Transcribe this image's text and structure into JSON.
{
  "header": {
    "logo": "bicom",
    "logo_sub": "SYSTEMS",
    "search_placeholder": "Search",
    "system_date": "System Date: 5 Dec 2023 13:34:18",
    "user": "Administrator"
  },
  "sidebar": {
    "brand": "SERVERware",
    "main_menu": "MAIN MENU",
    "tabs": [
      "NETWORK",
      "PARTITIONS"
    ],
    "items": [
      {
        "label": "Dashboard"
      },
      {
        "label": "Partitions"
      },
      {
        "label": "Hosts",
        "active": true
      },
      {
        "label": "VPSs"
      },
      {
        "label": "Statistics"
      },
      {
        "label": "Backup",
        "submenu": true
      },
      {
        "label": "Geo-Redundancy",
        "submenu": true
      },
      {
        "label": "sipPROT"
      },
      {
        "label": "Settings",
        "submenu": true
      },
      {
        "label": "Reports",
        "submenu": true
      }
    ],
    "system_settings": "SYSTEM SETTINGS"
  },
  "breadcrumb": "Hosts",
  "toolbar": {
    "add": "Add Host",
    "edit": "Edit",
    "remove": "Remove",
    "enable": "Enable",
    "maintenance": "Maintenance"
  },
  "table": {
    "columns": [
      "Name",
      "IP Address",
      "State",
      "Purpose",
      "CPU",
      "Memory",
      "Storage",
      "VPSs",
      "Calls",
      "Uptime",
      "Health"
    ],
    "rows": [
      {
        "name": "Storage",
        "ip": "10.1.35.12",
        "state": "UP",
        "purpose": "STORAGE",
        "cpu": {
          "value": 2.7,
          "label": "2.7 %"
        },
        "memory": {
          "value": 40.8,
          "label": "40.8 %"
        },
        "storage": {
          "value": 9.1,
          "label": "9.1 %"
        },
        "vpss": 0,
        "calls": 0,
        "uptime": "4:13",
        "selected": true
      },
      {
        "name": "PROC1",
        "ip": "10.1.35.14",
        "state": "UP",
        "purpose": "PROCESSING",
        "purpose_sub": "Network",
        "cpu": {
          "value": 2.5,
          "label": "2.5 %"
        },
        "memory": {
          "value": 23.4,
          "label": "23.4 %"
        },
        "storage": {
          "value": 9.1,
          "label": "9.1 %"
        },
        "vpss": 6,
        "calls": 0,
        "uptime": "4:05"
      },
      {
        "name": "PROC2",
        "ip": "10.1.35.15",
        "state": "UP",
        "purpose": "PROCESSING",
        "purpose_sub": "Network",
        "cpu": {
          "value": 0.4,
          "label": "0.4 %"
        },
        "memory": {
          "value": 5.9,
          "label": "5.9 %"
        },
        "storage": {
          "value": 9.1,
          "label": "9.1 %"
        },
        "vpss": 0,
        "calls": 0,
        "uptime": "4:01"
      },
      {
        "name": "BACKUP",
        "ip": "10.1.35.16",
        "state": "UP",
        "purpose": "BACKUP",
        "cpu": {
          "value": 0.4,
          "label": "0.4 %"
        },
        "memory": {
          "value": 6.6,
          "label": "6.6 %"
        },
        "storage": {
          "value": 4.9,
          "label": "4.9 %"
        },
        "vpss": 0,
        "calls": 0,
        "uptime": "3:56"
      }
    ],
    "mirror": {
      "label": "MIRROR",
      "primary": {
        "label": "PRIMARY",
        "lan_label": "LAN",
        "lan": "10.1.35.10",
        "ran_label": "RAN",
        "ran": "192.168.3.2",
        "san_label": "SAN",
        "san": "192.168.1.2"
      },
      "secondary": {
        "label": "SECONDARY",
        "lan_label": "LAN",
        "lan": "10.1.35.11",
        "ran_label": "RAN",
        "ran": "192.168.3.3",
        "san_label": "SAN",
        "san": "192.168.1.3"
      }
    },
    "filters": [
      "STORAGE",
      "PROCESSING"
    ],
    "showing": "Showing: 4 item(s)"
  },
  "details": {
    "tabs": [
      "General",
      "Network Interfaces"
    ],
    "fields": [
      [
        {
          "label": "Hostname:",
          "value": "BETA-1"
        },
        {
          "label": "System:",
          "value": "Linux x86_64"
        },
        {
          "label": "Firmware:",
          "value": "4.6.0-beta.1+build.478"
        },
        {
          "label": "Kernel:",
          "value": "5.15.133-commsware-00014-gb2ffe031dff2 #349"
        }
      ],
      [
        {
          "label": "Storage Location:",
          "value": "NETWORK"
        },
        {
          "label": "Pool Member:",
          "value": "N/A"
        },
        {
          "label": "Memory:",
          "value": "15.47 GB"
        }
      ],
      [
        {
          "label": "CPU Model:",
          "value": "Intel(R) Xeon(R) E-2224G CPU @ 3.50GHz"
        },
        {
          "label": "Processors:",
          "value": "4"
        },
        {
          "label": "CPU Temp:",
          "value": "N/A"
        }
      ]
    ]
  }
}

══════

Retype the records in full. Keep every line identical to the original.

Transcribe this image's text and structure into JSON.
{
  "header": {
    "logo": "bicom",
    "logo_sub": "SYSTEMS",
    "search_placeholder": "Search",
    "system_date": "System Date: 5 Dec 2023 13:34:18",
    "user": "Administrator"
  },
  "sidebar": {
    "brand": "SERVERware",
    "main_menu": "MAIN MENU",
    "tabs": [
      "NETWORK",
      "PARTITIONS"
    ],
    "items": [
      {
        "label": "Dashboard"
      },
      {
        "label": "Partitions"
      },
      {
        "label": "Hosts",
        "active": true
      },
      {
        "label": "VPSs"
      },
      {
        "label": "Statistics"
      },
      {
        "label": "Backup",
        "submenu": true
      },
      {
        "label": "Geo-Redundancy",
        "submenu": true
      },
      {
        "label": "sipPROT"
      },
      {
        "label": "Settings",
        "submenu": true
      },
      {
        "label": "Reports",
        "submenu": true
      }
    ],
    "system_settings": "SYSTEM SETTINGS"
  },
  "breadcrumb": "Hosts",
  "toolbar": {
    "add": "Add Host",
    "edit": "Edit",
    "remove": "Remove",
    "enable": "Enable",
    "maintenance": "Maintenance"
  },
  "table": {
    "columns": [
      "Name",
      "IP Address",
      "State",
      "Purpose",
      "CPU",
      "Memory",
      "Storage",
      "VPSs",
      "Calls",
      "Uptime",
      "Health"
    ],
    "rows": [
      {
        "name": "Storage",
        "ip": "10.1.35.12",
        "state": "UP",
        "purpose": "STORAGE",
        "cpu": {
          "value": 2.7,
          "label": "2.7 %"
        },
        "memory": {
          "value": 40.8,
          "label": "40.8 %"
        },
        "storage": {
          "value": 9.1,
          "label": "9.1 %"
        },
        "vpss": 0,
        "calls": 0,
        "uptime": "4:13",
        "selected": true
      },
      {
        "name": "PROC1",
        "ip": "10.1.35.14",
        "state": "UP",
        "purpose": "PROCESSING",
        "purpose_sub": "Network",
        "cpu": {
          "value": 2.5,
          "label": "2.5 %"
        },
        "memory": {
          "value": 23.4,
          "label": "23.4 %"
        },
        "storage": {
          "value": 9.1,
          "label": "9.1 %"
        },
        "vpss": 6,
        "calls": 0,
        "uptime": "4:05"
      },
      {
        "name": "PROC2",
        "ip": "10.1.35.15",
        "state": "UP",
        "purpose": "PROCESSING",
        "purpose_sub": "Network",
        "cpu": {
          "value": 0.4,
          "label": "0.4 %"
        },
        "memory": {
          "value": 5.9,
          "label": "5.9 %"
        },
        "storage": {
          "value": 9.1,
          "label": "9.1 %"
        },
        "vpss": 0,
        "calls": 0,
        "uptime": "4:01"
      },
      {
        "name": "BACKUP",
        "ip": "10.1.35.16",
        "state": "UP",
        "purpose": "BACKUP",
        "cpu": {
          "value": 0.4,
          "label": "0.4 %"
        },
        "memory": {
          "value": 6.6,
          "label": "6.6 %"
        },
        "storage": {
          "value": 4.9,
          "label": "4.9 %"
        },
        "vpss": 0,
        "calls": 0,
        "uptime": "3:56"
      }
    ],
    "mirror": {
      "label": "MIRROR",
      "primary": {
        "label": "PRIMARY",
        "lan_label": "LAN",
        "lan": "10.1.35.10",
        "ran_label": "RAN",
        "ran": "192.168.3.2",
        "san_label": "SAN",
        "san": "192.168.1.2"
      },
      "secondary": {
        "label": "SECONDARY",
        "lan_label": "LAN",
        "lan": "10.1.35.11",
        "ran_label": "RAN",
        "ran": "192.168.3.3",
        "san_label": "SAN",
        "san": "192.168.1.3"
      }
    },
    "filters": [
      "STORAGE",
      "PROCESSING"
    ],
    "showing": "Showing: 4 item(s)"
  },
  "details": {
    "tabs": [
      "General",
      "Network Interfaces"
    ],
    "fields": [
      [
        {
          "label": "Hostname:",
          "value": "BETA-1"
        },
        {
          "label": "System:",
          "value": "Linux x86_64"
        },
        {
          "label": "Firmware:",
          "value": "4.6.0-beta.1+build.478"
        },
        {
          "label": "Kernel:",
          "value": "5.15.133-commsware-00014-gb2ffe031dff2 #349"
        }
      ],
      [
        {
          "label": "Storage Location:",
          "value": "NETWORK"
        },
        {
          "label": "Pool Member:",
          "value": "N/A"
        },
        {
          "label": "Memory:",
          "value": "15.47 GB"
        }
      ],
      [
        {
          "label": "CPU Model:",
          "value": "Intel(R) Xeon(R) E-2224G CPU @ 3.50GHz"
        },
        {
          "label": "Processors:",
          "value": "4"
        },
        {
          "label": "CPU Temp:",
          "value": "N/A"
        }
      ]
    ]
  }
}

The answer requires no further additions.